> **DO THIS**
Will you output all of the data below exactly, omitting the images?

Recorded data
┌──

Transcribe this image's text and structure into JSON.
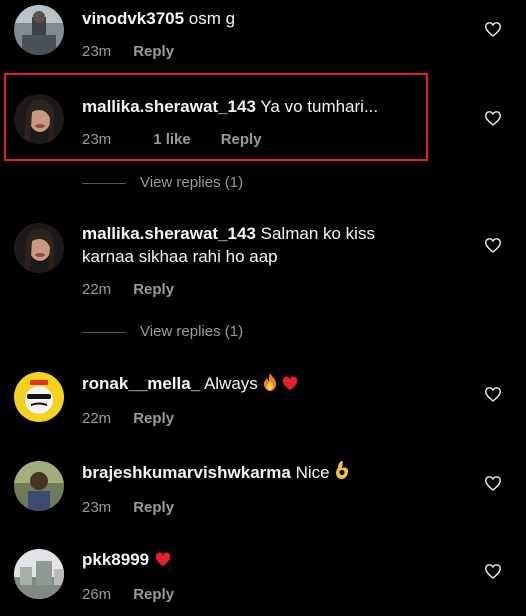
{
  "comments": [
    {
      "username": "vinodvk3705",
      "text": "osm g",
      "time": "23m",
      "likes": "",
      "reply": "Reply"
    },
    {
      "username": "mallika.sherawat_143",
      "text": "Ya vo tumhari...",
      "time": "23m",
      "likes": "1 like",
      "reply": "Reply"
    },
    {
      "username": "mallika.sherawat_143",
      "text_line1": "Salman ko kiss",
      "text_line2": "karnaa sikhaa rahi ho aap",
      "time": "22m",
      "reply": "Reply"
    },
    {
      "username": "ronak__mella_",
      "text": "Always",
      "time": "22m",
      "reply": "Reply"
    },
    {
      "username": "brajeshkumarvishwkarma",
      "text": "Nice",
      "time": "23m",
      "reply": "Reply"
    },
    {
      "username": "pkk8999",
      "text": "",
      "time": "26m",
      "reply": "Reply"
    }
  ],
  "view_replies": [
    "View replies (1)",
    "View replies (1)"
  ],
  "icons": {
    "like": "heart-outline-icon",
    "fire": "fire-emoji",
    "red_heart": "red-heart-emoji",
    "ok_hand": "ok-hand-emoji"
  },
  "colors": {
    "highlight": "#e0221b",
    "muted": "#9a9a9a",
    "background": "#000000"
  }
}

└──

> **EXERCISE ANSWER**
Transcribe this image's text and structure into JSON.
{
  "comments": [
    {
      "username": "vinodvk3705",
      "text": "osm g",
      "time": "23m",
      "likes": "",
      "reply": "Reply"
    },
    {
      "username": "mallika.sherawat_143",
      "text": "Ya vo tumhari...",
      "time": "23m",
      "likes": "1 like",
      "reply": "Reply"
    },
    {
      "username": "mallika.sherawat_143",
      "text_line1": "Salman ko kiss",
      "text_line2": "karnaa sikhaa rahi ho aap",
      "time": "22m",
      "reply": "Reply"
    },
    {
      "username": "ronak__mella_",
      "text": "Always",
      "time": "22m",
      "reply": "Reply"
    },
    {
      "username": "brajeshkumarvishwkarma",
      "text": "Nice",
      "time": "23m",
      "reply": "Reply"
    },
    {
      "username": "pkk8999",
      "text": "",
      "time": "26m",
      "reply": "Reply"
    }
  ],
  "view_replies": [
    "View replies (1)",
    "View replies (1)"
  ],
  "icons": {
    "like": "heart-outline-icon",
    "fire": "fire-emoji",
    "red_heart": "red-heart-emoji",
    "ok_hand": "ok-hand-emoji"
  },
  "colors": {
    "highlight": "#e0221b",
    "muted": "#9a9a9a",
    "background": "#000000"
  }
}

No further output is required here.